TASKS FOR THIS EXERCISE »
**a)** Name every person the text on the Indiana estate dispute mentions by name.
**b)** Copy the stretch of the text on the Indiana estate dispute from "In 2008, Indiana" through "Indiana’s personal caretaker.", word for word.

TEXT SEGMENT »

In this instance, Morgan Art Foundation, which represented Indiana for more than 25 years and owns the copyrights to his work, challenged the disposition of Indiana’s Estate since he lived alone and left all his art, archives and belongings to the Star of Hope. The decided cases, pending lawsuits, and continuous battles in court relating to his Estate highlight the intricacies and complexities of artist contracts beyond the life of the artist, the significance of having a will and the tremendous burden placed on the executors of a will. Quiry, whether more lucrative estates offer greater opportunities for challenges and redistribution of assets.

Background and History

Indiana’s Estate, administered by James Brannan, which is valued upward of $100 million, has been entangled in a plethora of lawsuits. As a background, the first lawsuit that began it all was filed by Morgan Art Foundation (MAF) the day before Indiana’s death on May 19, 2018, when Indiana was 89 years old. It alleged that Thomas, along with Indiana’s art publisher, Michael McKenzie, took advantage of the ailing Indiana towards the end of his life, going so far as to produce-and sell-works in the artist’s name. Brannan stated he believed that Thomas and McKenzie may have sold works either by or attributed to Indiana without properly compensating the artist when he was alive, to the tune of as much as $50 million; the MAF suit claims copyright infringement for those sales. However, Brannan alleges Morgan Art failed to properly pay the estate royalty payments from profits made off sales of Indiana’s work for the last several years, and the estate wants a full accounting. Further, Morgan Art also argued that Thomas is not qualified to establish or run a museum of the kind Indiana stipulated in his will and proposes that a group of specialists be gathered to manage Indiana’s legacy and collection. As it was written in Indiana’s will, both Thomas and Brannan were named as the designated museum’s executives.

The crux of this case stems from the fact that Indiana failed to copyright or trademark “LOVE” in the 1960s, which therein created decades of financial and other frustrations. He moved to Maine to escape the New York art scene, which he felt underappreciated him. His partnership with Morgan Art Foundation began in 1999, when he signed contracts which gave the private company the rights to “LOVE” and other works and began an aggressive campaign to create sculptures in bronze, marble, and other materials.

In 2008, Indiana signed a contract with McKenzie, an art publisher and his company, American Image Art (AIA), to produce “HOPE,” which debuted as a stainless-steel sculpture at the Democratic National Convention in Denver. Indiana’s growing partnership with McKenzie created a conflict with Morgan Art over copyright ownership and infringement of the works, prompting the company’s representatives to file a suit against Indiana, McKenzie and Thomas, Indiana’s personal caretaker.

After Indiana died, James Brannan, who was Indiana’s attorney and estate representative, became a party in the suit. Morgan Art accused McKenzie and Thomas of isolating Indiana from his friends while making and selling unauthorized work under Indiana’s name. Morgan filed a second suit that fall, alleging elder abuse while Indiana was alive and mismanagement of his estate after he died. In response, Brannan filed counterclaims that he said proved Morgan Art and its advisor, Simon Salama-Caro, had underpaid Indiana for years, and accused Morgan of purposefully providing Indiana with incomplete invoices.

DATA EXCERPT »

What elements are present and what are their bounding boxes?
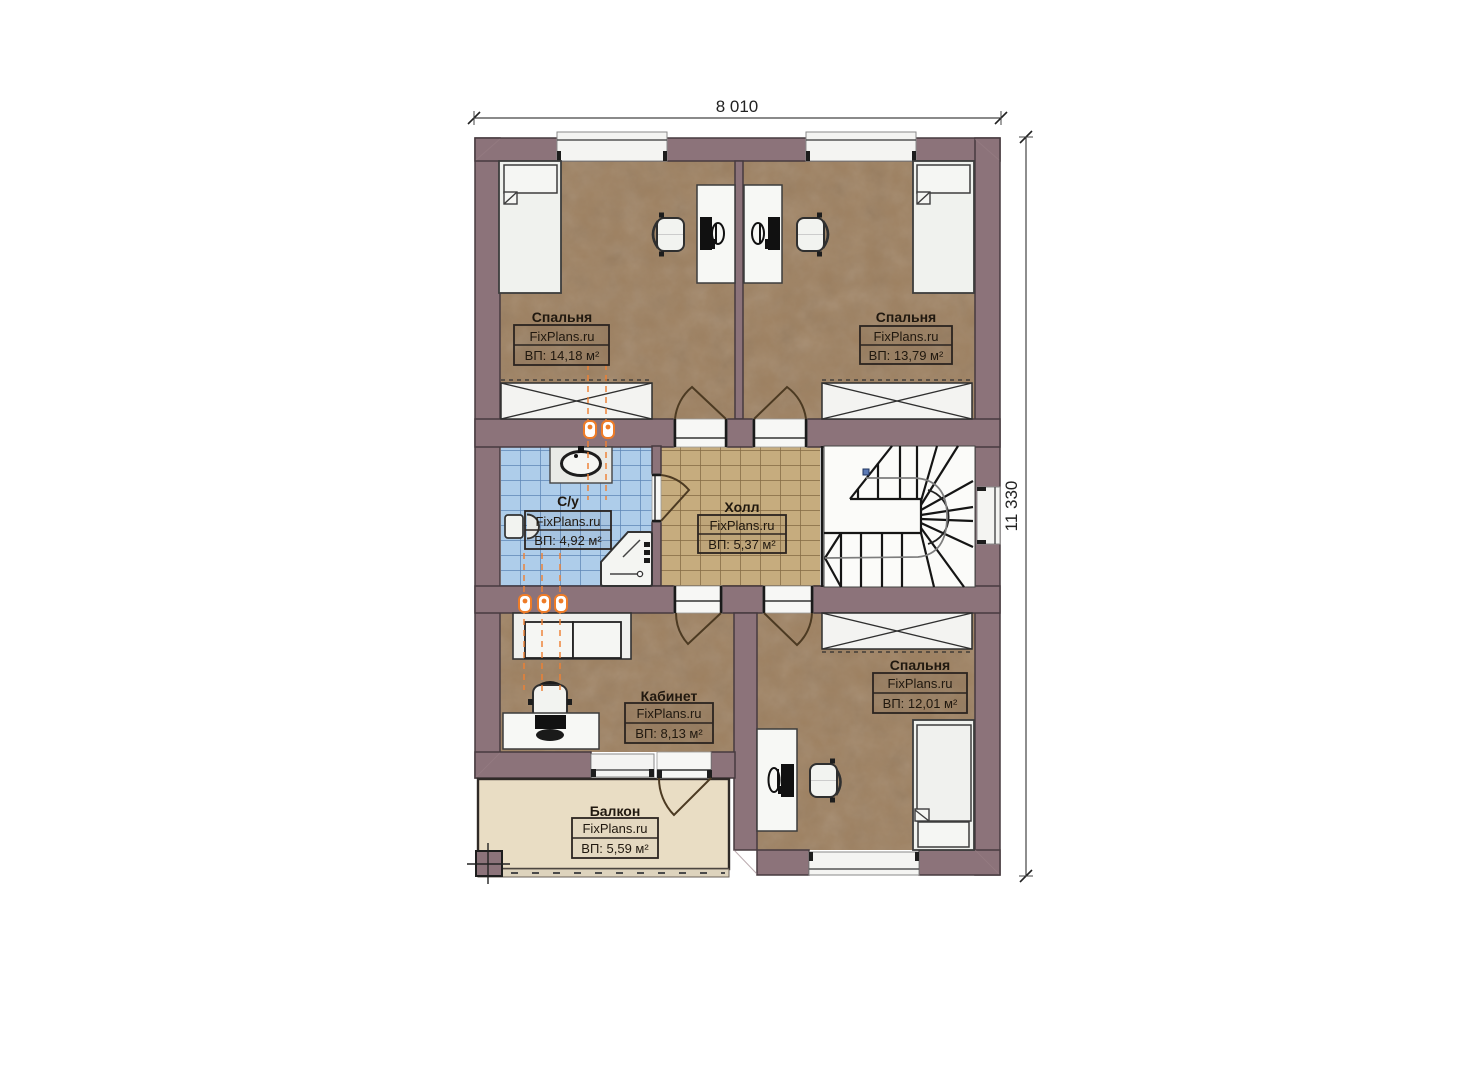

PER-TASK ANSWERS »
**a)** Indiana, James Brannan, Thomas, Michael McKenzie, Simon Salama-Caro

**b)**
In 2008, Indiana signed a contract with McKenzie, an art publisher and his company, American Image Art (AIA), to produce “HOPE,” which debuted as a stainless-steel sculpture at the Democratic National Convention in Denver. Indiana’s growing partnership with McKenzie created a conflict with Morgan Art over copyright ownership and infringement of the works, prompting the company’s representatives to file a suit against Indiana, McKenzie and Thomas, Indiana’s personal caretaker.